> Objective: Of all the lines in these entries, how many contain the string "name"? Give only that count.

Lines of data:
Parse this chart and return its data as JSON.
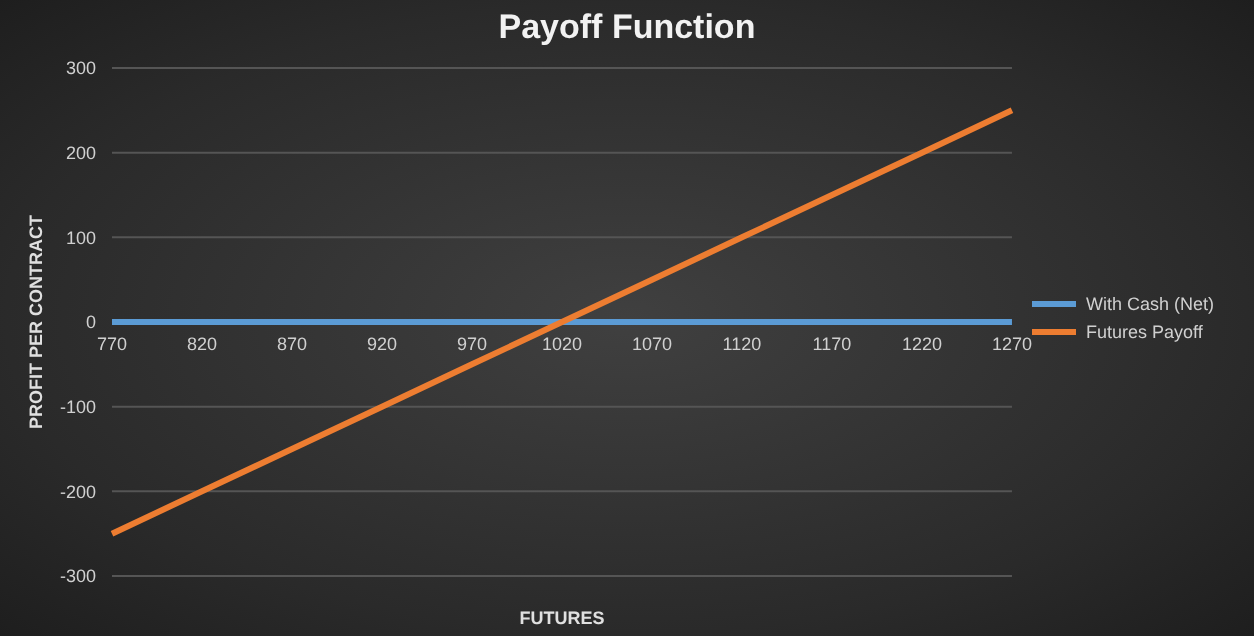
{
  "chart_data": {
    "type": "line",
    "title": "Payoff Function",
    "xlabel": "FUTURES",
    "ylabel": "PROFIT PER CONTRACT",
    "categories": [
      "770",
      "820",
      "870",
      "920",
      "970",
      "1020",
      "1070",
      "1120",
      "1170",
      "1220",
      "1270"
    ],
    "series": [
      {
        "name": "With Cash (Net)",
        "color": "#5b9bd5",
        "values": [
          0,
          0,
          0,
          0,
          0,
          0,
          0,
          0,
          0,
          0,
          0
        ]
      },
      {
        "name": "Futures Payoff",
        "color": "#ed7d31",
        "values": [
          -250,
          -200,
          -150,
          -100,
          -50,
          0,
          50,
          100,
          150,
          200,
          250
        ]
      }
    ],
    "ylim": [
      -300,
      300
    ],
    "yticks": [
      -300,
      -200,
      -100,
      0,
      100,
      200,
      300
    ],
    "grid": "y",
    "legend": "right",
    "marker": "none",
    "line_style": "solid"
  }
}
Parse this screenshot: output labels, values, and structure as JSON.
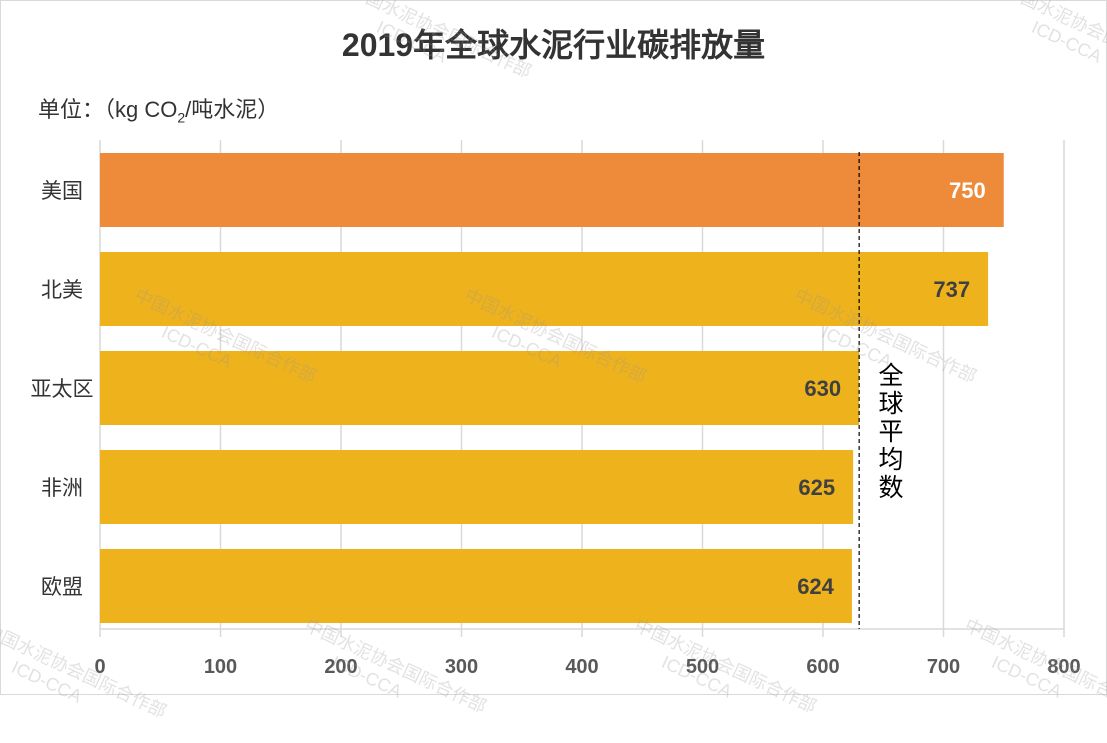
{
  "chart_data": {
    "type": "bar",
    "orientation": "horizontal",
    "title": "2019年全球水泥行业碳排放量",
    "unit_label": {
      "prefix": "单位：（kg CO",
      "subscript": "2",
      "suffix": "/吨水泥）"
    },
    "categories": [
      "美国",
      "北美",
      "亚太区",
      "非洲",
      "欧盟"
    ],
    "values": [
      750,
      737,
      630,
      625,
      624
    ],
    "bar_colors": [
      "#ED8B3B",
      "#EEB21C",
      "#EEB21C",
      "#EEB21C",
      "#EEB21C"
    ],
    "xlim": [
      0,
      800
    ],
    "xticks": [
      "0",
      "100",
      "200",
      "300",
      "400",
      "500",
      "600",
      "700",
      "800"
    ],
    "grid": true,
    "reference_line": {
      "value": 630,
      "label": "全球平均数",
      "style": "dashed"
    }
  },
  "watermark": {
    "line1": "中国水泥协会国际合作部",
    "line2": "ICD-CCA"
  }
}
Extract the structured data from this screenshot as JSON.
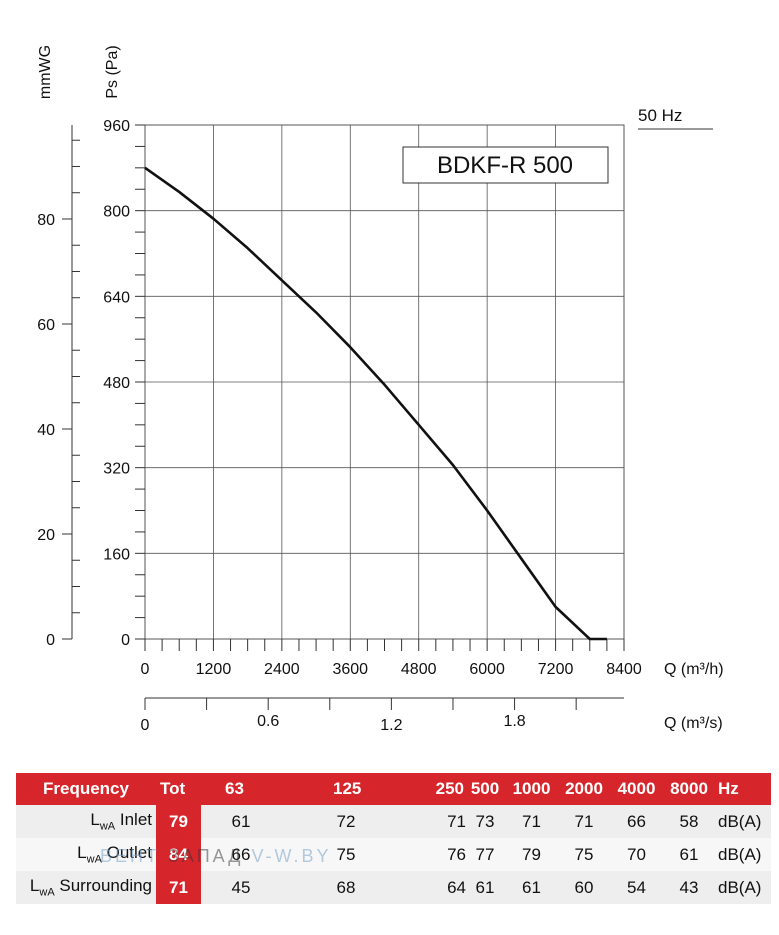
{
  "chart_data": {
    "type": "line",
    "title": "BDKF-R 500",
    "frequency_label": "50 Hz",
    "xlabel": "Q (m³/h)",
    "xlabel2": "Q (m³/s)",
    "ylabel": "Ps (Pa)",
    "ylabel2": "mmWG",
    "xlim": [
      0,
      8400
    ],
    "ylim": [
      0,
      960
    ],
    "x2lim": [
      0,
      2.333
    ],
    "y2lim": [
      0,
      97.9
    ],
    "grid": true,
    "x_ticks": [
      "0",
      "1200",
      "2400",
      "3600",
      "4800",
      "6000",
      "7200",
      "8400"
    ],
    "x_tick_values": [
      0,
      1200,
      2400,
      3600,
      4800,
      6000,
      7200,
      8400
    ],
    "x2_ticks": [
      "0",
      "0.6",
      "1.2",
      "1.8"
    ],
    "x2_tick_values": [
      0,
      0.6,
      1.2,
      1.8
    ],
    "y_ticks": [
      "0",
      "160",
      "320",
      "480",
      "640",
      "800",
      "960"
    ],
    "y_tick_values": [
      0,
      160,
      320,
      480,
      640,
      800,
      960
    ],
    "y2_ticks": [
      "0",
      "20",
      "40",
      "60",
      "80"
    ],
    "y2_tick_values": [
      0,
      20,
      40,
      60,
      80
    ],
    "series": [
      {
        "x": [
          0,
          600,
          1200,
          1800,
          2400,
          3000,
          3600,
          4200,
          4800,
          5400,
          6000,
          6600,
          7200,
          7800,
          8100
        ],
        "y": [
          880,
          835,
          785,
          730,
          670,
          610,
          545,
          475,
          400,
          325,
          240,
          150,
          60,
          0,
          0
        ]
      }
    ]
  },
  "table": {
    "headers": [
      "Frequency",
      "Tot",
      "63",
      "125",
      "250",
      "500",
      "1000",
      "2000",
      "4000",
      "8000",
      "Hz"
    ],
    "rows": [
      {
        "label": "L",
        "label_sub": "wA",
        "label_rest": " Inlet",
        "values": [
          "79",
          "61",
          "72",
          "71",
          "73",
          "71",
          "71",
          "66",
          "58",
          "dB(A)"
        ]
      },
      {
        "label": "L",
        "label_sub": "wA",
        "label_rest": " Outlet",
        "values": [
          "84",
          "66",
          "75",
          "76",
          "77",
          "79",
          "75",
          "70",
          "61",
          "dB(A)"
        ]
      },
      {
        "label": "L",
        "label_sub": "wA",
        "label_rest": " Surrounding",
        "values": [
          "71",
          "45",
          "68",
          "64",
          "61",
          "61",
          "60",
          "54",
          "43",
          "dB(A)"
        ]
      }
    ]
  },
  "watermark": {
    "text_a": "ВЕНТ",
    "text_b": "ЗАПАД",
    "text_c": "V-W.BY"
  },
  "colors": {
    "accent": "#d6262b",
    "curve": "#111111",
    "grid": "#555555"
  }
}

> Response to the task: 2